* start Data records *

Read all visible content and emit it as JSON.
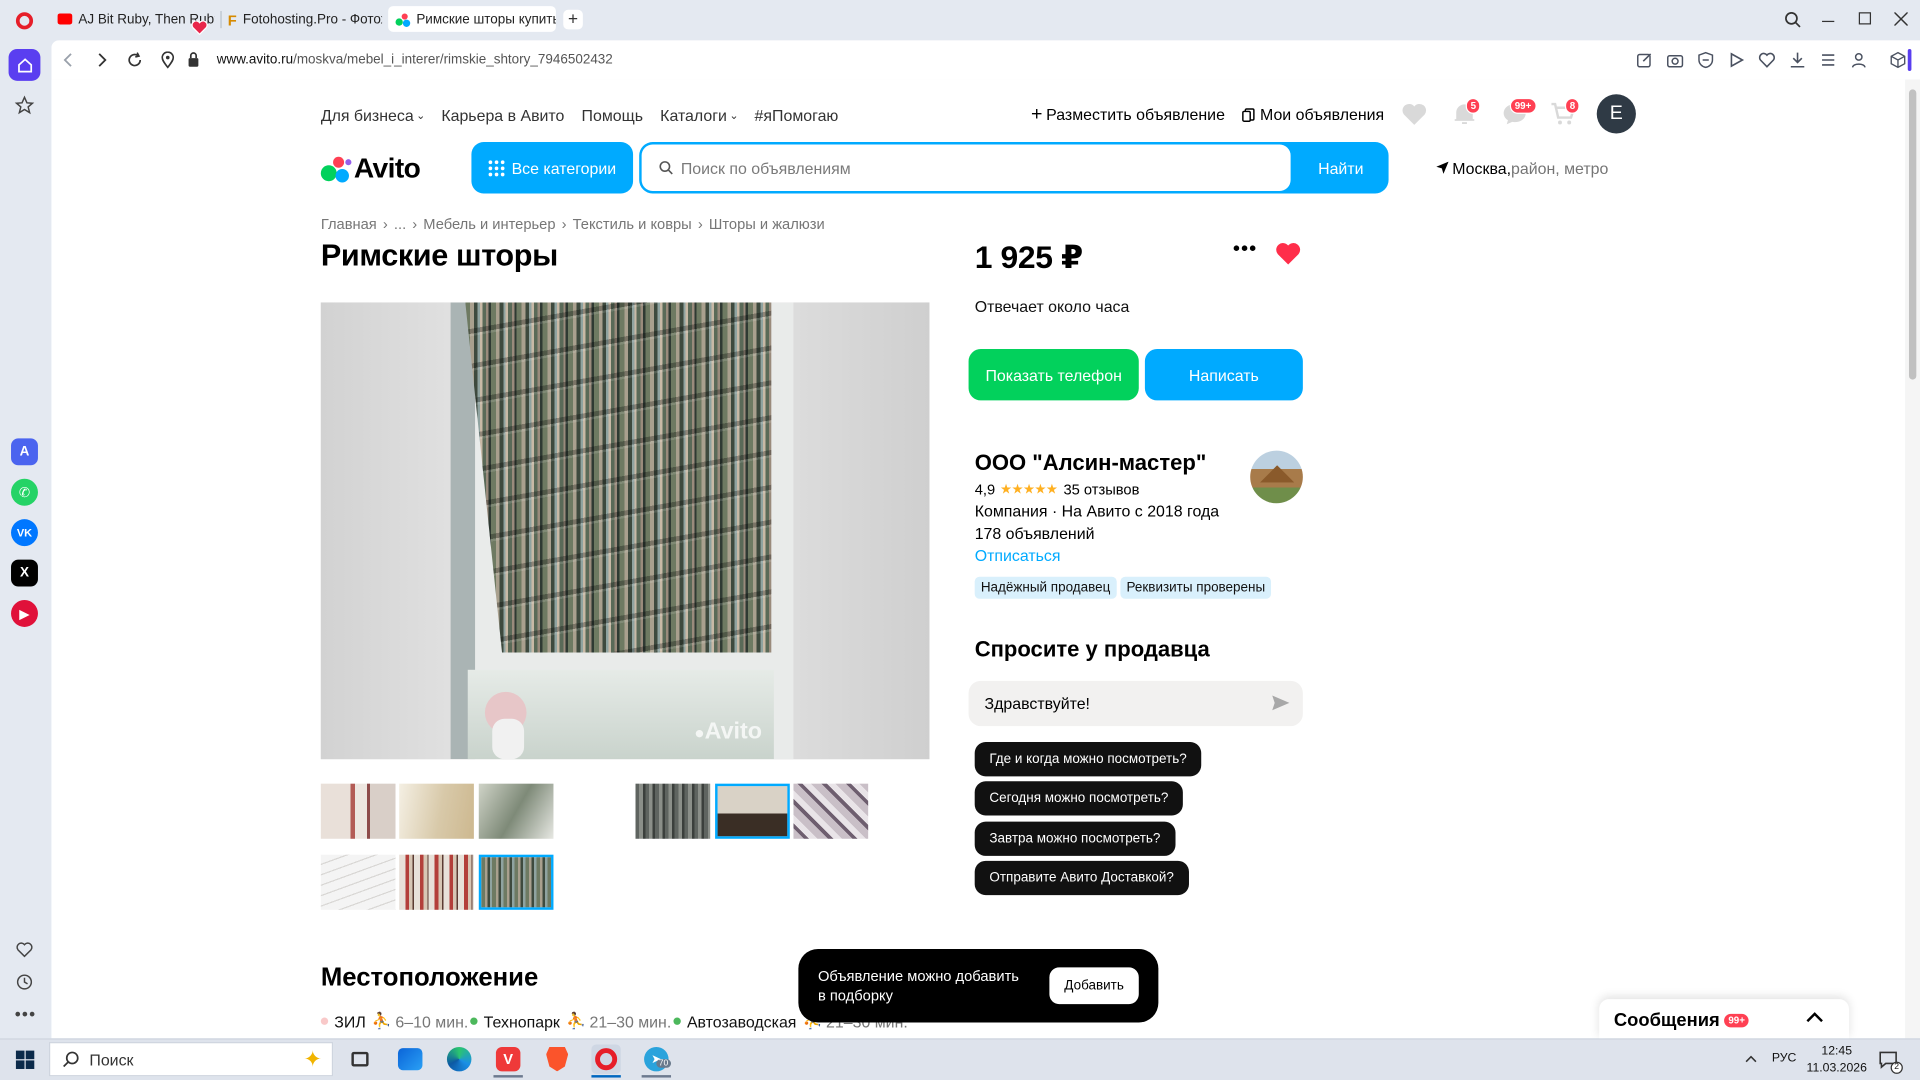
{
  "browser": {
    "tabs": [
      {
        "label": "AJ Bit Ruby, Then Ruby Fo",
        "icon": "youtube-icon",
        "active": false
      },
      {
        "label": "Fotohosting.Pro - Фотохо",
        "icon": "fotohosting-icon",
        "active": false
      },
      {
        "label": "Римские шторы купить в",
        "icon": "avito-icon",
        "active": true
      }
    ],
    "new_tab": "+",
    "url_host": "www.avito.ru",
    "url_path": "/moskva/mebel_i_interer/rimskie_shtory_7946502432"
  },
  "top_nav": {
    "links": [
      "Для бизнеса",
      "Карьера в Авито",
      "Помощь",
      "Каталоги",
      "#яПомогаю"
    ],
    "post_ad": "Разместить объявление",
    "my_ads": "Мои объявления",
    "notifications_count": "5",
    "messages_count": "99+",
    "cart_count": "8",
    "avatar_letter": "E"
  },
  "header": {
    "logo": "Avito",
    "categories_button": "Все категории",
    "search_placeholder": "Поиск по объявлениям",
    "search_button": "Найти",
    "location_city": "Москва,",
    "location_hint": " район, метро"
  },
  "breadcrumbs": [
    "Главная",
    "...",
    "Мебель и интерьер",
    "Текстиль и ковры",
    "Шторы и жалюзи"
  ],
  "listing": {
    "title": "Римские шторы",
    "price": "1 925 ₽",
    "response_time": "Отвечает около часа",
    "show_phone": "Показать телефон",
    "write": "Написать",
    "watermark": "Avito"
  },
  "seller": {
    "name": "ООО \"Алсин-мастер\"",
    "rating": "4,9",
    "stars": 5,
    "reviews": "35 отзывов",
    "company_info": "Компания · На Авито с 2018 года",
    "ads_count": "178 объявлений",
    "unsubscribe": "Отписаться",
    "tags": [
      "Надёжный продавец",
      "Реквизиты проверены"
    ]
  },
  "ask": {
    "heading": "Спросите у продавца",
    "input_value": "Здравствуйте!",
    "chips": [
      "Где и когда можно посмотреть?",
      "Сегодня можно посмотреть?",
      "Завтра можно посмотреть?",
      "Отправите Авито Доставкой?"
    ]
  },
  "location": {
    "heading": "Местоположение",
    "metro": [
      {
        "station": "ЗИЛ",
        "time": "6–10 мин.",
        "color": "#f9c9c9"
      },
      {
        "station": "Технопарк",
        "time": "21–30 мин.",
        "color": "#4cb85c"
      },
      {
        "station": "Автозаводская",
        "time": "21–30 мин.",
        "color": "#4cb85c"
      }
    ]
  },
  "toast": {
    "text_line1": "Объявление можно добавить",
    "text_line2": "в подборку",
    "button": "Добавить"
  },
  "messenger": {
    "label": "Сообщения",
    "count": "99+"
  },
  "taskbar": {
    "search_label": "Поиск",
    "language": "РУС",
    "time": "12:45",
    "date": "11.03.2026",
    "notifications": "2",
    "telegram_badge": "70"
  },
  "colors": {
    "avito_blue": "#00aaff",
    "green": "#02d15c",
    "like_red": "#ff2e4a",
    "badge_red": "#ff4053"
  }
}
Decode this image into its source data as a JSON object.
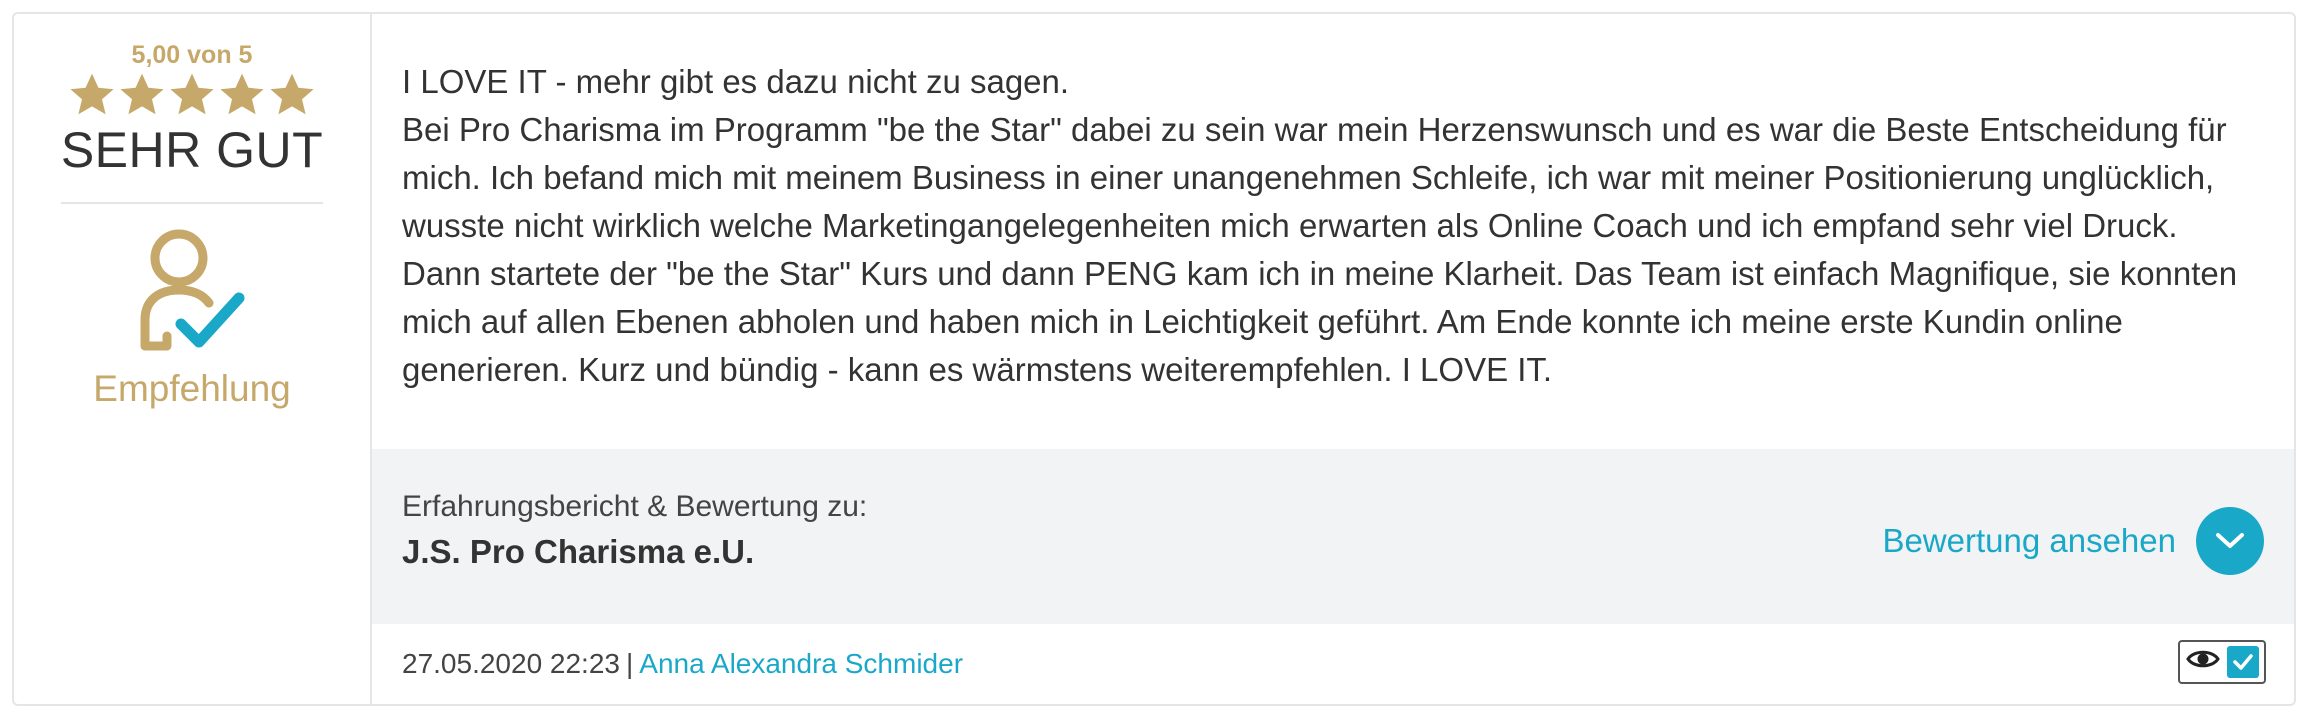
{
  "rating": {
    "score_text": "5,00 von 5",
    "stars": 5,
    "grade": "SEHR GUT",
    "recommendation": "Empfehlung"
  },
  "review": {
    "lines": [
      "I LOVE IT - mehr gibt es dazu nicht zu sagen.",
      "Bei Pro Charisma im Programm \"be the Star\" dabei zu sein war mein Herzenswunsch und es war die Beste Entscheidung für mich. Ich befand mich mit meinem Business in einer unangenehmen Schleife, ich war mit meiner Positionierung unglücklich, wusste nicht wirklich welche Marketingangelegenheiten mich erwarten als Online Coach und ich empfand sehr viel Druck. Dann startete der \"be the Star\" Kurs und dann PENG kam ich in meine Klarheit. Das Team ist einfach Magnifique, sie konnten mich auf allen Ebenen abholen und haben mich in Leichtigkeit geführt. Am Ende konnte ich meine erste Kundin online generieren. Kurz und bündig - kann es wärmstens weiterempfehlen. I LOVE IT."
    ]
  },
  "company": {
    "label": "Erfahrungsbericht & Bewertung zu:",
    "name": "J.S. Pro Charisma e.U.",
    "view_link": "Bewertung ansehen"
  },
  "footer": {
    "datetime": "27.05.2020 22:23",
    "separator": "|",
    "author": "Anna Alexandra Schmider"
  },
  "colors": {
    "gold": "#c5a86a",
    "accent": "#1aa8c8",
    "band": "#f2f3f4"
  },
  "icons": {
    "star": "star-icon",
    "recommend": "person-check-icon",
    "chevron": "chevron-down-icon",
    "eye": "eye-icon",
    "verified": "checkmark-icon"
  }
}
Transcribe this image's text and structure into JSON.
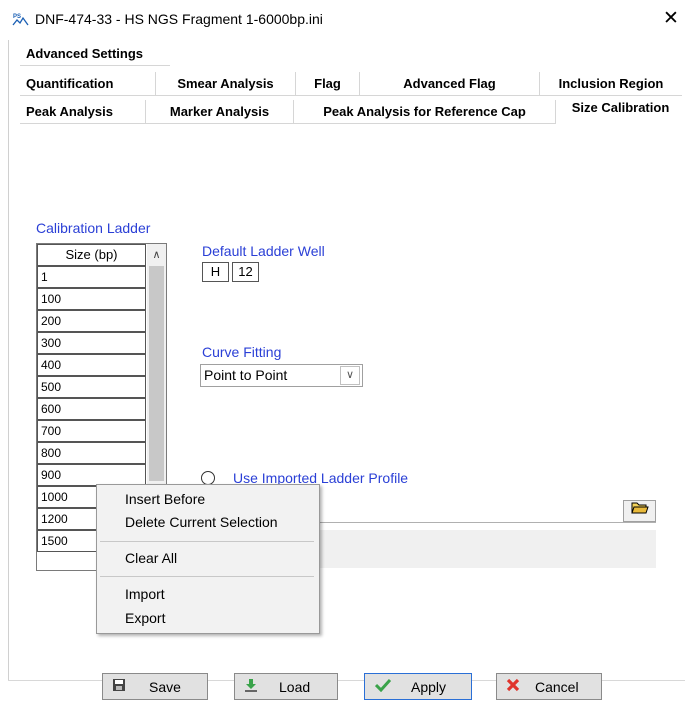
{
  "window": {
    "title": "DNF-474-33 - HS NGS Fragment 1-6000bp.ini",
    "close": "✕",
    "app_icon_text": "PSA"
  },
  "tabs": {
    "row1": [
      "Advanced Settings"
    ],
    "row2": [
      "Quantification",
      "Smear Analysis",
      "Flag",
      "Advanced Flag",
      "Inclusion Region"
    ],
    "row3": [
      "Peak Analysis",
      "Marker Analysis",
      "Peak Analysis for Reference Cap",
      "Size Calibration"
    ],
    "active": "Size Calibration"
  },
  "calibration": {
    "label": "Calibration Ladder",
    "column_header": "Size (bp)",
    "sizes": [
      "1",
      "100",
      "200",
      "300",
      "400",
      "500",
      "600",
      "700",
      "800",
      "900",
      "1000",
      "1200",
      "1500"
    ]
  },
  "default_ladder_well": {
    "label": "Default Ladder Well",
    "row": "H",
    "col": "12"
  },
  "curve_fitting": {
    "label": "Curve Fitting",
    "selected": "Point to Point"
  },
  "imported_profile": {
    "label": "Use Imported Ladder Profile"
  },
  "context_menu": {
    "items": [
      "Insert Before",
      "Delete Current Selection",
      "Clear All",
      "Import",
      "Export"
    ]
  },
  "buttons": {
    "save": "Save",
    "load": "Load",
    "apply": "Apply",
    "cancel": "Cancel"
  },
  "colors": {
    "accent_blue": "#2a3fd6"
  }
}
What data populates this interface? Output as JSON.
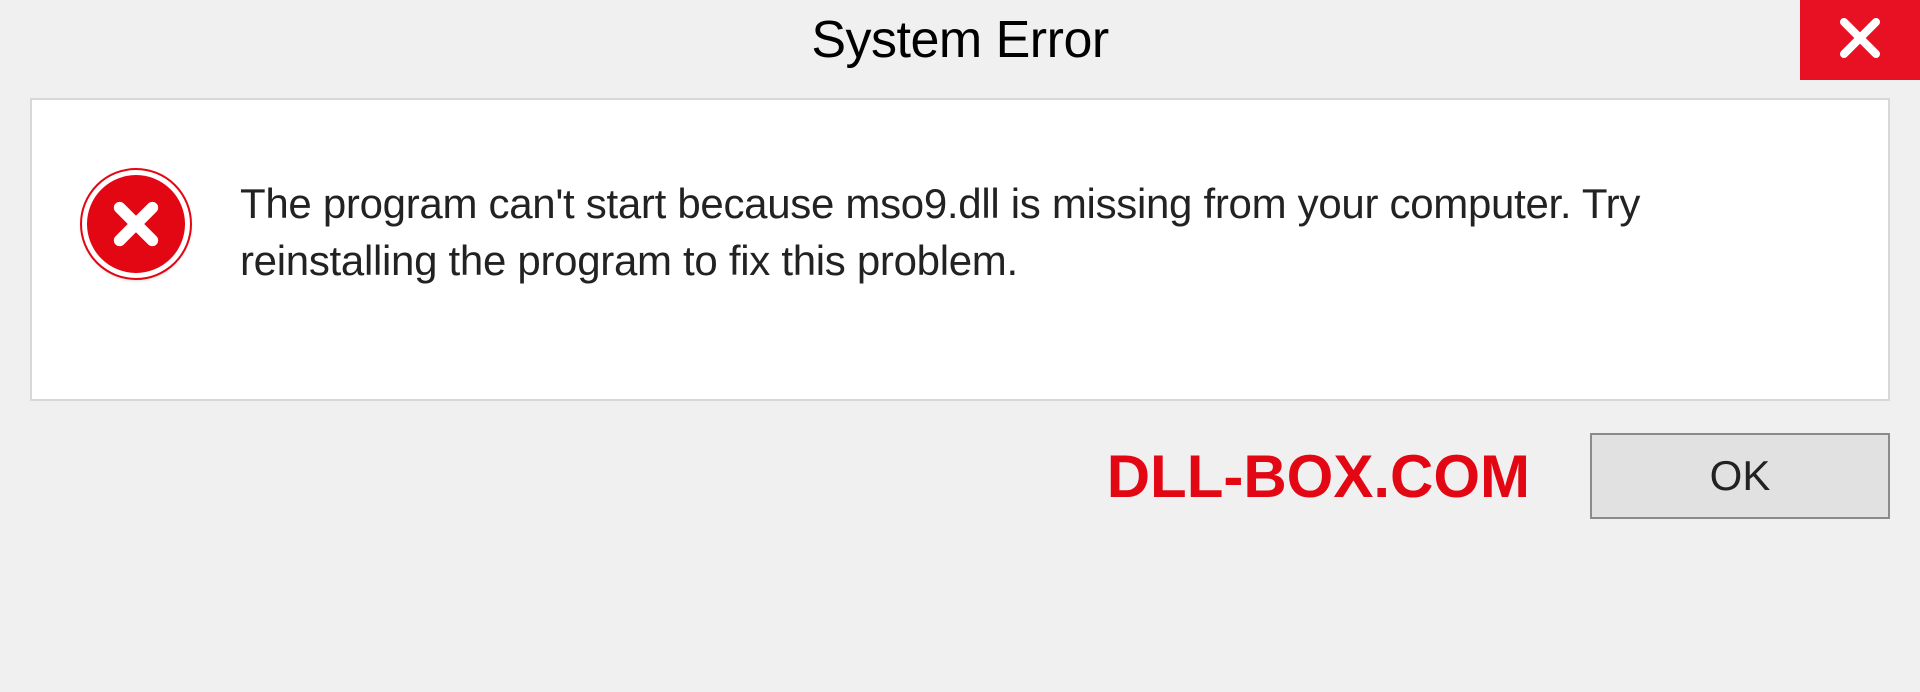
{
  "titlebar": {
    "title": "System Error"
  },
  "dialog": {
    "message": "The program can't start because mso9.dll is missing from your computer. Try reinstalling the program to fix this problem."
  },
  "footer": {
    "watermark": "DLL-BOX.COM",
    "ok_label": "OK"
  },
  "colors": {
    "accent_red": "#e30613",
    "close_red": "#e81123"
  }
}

* end Data records *

» What needs to be done
Only the number is wanted: how many lines in the entries above contain the word "active"?

» Task answer
4